▶ **DOCUMENT EXCERPT**
*** Block opens ***

Development Environment

# Clone repository
git clone https://github.com/FrankBurmo/bare.git
cd bare

# Install Rust (if not already installed)
curl --proto '=https' --tlsv1.2 -sSf https://sh.rustup.rs | sh

# Install Tauri CLI
cargo install tauri-cli

# Start development server
cargo tauri dev

Production Build

# Build for current platform
cargo tauri build

# Build for specific platform
cargo tauri build --target x86_64-pc-windows-msvc
cargo tauri build --target x86_64-unknown-linux-gnu
cargo tauri build --target universal2-apple-darwin

✅ Quality and trust

Bare is small, but it is not casual about correctness:

  • 117+ unit tests across the core logic — extraction, protocol clients, converters, settings.
  • Idiomatic Rust: Result + thiserror everywhere, ? propagation, almost no unwrap() outside tests, per-module error types.
  • A safe stack: rustls with ring (no OpenSSL), clamped numeric settings, allowlist sanitization.
  • 13 interface languages, in place unusually early for a project this size.

ðŸšŦ What Bare will deliberately never build

A roadmap is also a list of refusals. These are not missing features — they are guarantees:

  • No plugin or extension system. Non-extensibility is the central promise; a tool that cannot be extended cannot be quietly corrupted.
  • No JavaScript engine. Ever. It is the largest source of tracking and attack surface on the web.
  • No telemetry, no cloud sync, no accounts. Your reading is yours.
  • No author-controlled styling. Presentation belongs to the reader.

What is genuinely on the table stays in character — improvements to reading, never to running code: PDF export, heading anchors and a table of contents, and richer reading-typography controls.

*** Block closes ***

▶ **TASK ITEM**
Turn the paragraph in the Bare text that begins "What is genuinely on the table" into a short list, keeping its main facts. The records come from a separate source, not from the Bare text.

▶ **PROVIDED DATA**
*** Block opens ***

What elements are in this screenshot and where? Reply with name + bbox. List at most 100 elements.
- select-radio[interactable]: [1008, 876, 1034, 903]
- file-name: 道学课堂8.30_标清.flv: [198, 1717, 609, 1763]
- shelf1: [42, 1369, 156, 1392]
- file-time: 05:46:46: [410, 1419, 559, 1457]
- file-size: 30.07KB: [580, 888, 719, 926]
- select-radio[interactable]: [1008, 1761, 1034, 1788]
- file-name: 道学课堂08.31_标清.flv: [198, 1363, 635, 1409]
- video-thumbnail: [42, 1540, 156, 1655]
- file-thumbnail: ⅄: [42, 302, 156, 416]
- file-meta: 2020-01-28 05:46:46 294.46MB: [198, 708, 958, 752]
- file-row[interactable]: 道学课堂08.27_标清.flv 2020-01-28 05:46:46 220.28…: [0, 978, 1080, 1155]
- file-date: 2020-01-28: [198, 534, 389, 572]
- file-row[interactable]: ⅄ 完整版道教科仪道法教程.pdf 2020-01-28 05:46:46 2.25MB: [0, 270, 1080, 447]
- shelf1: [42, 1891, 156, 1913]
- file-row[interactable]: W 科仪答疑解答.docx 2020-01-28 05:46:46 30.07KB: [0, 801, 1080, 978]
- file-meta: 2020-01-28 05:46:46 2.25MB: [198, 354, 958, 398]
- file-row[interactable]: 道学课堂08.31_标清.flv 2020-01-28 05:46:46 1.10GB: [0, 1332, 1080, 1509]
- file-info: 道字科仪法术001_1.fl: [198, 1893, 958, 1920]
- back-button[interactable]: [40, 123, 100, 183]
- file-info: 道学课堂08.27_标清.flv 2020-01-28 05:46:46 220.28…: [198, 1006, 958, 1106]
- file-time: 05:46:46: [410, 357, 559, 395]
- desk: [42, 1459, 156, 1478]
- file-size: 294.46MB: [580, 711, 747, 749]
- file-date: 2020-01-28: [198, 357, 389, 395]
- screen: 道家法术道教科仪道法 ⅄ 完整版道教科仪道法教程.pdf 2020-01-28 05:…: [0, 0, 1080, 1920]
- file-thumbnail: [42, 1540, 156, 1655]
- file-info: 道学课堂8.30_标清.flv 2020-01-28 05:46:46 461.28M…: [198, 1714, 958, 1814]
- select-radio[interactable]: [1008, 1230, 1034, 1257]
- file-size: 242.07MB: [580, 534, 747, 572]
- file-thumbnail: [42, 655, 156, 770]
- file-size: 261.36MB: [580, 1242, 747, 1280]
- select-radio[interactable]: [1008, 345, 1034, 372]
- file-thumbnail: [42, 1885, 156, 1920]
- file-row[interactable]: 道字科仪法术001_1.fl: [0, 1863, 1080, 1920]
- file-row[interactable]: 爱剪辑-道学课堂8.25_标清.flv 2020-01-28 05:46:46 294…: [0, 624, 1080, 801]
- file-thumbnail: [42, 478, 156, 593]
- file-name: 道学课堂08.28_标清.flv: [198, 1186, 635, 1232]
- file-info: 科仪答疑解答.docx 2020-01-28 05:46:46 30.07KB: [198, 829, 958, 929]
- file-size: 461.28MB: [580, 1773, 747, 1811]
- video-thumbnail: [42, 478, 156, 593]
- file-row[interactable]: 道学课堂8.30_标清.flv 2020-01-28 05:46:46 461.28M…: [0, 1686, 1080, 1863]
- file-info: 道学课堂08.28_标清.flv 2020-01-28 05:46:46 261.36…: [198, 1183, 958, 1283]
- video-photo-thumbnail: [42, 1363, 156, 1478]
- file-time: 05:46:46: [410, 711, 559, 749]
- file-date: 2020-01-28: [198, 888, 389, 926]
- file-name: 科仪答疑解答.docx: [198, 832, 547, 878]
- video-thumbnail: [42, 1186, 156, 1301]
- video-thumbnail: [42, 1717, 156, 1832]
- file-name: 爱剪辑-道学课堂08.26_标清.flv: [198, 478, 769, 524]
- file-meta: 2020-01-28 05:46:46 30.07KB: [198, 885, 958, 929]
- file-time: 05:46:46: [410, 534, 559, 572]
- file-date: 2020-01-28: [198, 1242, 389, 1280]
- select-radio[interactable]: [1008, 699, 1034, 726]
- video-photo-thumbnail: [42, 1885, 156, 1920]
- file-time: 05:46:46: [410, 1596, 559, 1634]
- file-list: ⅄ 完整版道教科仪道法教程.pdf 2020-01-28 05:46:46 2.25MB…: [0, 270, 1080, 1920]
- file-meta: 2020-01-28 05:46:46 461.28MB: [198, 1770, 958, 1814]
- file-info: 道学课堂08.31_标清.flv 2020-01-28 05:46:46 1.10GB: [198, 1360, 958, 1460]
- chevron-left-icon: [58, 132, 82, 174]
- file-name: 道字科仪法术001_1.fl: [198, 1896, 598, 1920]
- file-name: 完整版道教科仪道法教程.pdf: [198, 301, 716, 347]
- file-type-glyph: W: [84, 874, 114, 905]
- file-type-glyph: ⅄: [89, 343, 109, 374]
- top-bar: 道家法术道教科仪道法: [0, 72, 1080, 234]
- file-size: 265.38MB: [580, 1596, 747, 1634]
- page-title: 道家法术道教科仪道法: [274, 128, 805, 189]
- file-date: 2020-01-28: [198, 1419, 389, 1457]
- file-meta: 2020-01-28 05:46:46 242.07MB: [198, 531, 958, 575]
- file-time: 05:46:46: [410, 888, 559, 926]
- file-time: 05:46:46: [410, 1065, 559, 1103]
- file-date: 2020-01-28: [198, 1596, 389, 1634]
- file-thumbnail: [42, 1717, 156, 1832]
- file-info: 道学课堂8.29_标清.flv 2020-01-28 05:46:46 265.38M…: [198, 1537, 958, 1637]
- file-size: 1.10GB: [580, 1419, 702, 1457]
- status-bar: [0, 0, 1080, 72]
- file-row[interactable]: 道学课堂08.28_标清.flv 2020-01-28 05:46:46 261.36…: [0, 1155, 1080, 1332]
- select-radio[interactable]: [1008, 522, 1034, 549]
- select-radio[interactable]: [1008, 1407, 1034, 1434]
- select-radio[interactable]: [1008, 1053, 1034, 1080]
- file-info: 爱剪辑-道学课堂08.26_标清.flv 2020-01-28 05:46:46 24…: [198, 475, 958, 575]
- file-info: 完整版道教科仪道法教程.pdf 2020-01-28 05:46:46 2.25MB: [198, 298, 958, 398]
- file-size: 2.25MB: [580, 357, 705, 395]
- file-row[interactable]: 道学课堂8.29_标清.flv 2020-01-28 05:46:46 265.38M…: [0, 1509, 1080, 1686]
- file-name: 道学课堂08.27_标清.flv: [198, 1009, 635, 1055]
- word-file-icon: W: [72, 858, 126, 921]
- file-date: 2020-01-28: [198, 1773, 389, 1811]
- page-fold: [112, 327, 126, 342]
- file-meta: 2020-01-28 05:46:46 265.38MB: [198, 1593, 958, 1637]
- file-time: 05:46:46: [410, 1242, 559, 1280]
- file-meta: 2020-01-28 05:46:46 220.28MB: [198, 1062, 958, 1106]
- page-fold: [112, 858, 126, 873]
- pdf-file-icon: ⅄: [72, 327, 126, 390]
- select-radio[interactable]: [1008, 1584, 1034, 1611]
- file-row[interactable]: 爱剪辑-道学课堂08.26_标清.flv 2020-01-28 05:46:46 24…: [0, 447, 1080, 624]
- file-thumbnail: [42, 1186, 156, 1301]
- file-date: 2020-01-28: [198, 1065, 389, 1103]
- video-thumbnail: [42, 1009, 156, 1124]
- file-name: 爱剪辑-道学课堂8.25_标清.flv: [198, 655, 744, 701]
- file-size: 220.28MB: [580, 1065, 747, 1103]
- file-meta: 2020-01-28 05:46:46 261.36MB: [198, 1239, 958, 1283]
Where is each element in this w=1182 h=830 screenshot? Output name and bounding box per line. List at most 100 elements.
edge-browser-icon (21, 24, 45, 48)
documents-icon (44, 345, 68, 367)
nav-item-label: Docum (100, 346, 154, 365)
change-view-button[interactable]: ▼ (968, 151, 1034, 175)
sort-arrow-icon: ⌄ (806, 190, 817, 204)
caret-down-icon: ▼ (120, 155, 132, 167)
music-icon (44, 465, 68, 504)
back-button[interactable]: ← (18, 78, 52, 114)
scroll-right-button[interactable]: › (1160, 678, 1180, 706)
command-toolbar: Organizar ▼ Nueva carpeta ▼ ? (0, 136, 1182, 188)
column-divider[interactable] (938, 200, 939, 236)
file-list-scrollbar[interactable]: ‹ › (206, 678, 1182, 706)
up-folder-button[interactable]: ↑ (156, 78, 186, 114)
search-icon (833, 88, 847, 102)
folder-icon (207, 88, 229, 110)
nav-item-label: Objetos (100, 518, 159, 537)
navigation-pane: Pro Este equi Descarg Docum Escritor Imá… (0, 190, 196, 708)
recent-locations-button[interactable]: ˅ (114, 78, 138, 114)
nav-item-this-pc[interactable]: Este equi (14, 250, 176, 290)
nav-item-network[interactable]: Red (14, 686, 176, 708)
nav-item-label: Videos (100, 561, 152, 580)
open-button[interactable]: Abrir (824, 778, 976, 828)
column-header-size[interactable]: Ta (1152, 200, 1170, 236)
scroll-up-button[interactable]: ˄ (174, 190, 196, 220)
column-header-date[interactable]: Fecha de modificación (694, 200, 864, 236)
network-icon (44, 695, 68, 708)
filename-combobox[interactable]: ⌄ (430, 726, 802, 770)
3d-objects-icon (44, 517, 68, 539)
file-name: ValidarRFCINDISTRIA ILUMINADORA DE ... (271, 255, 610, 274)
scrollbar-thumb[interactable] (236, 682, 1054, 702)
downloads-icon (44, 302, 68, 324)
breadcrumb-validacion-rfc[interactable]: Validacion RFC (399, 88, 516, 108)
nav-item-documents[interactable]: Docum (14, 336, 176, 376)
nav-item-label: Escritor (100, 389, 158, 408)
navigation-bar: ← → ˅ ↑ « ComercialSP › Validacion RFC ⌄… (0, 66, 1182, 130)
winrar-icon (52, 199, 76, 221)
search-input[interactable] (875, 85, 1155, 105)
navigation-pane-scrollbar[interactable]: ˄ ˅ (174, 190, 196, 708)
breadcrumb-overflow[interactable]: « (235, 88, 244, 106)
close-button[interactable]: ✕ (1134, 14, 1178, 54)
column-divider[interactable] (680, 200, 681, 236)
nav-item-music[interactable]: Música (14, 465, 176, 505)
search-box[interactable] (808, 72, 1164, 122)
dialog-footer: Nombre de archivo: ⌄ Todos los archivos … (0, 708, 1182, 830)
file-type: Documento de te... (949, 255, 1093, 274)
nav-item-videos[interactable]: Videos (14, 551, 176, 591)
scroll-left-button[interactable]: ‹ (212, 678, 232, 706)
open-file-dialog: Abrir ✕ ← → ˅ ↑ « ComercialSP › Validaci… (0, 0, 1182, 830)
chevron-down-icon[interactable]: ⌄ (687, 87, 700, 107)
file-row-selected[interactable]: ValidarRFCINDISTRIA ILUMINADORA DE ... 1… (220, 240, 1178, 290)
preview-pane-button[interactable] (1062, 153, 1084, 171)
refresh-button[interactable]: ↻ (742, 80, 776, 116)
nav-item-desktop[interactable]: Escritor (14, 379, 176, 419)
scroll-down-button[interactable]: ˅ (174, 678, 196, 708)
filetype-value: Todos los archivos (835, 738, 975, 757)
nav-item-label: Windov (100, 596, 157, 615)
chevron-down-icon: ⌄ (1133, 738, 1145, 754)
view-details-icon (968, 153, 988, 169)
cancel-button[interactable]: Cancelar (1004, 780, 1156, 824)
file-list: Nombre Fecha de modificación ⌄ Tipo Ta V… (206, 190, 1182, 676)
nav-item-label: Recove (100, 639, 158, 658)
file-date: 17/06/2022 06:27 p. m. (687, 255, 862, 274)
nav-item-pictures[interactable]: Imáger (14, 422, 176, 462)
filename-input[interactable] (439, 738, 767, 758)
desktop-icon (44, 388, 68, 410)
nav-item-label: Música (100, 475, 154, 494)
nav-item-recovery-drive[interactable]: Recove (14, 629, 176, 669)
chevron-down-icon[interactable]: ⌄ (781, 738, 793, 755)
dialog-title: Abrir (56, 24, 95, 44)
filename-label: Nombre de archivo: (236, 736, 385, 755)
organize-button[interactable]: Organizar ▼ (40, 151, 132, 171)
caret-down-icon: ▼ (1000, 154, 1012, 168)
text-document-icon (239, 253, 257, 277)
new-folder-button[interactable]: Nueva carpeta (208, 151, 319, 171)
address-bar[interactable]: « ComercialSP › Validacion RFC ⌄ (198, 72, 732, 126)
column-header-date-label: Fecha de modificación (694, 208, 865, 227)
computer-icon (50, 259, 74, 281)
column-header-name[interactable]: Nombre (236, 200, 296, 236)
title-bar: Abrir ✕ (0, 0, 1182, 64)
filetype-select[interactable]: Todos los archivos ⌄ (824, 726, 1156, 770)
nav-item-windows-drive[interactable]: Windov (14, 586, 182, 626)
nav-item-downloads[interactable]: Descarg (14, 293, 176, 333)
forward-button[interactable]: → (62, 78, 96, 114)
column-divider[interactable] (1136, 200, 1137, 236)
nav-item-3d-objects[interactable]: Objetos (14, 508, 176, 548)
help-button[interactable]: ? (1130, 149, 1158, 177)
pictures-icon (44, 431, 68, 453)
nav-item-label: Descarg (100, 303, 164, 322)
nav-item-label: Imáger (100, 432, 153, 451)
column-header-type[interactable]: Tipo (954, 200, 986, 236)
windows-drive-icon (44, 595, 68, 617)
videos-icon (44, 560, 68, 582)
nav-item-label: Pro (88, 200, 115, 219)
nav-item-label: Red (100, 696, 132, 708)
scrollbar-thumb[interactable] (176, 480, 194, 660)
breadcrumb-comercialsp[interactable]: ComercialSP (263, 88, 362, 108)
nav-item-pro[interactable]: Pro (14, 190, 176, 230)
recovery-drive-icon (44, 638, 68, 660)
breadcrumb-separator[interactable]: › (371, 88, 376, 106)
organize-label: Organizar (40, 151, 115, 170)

*** Block closes ***

▶ **SOLUTION**
Possible additions stay in character. They improve reading, never running code:
- PDF export
- Heading anchors and a table of contents
- Richer reading-typography controls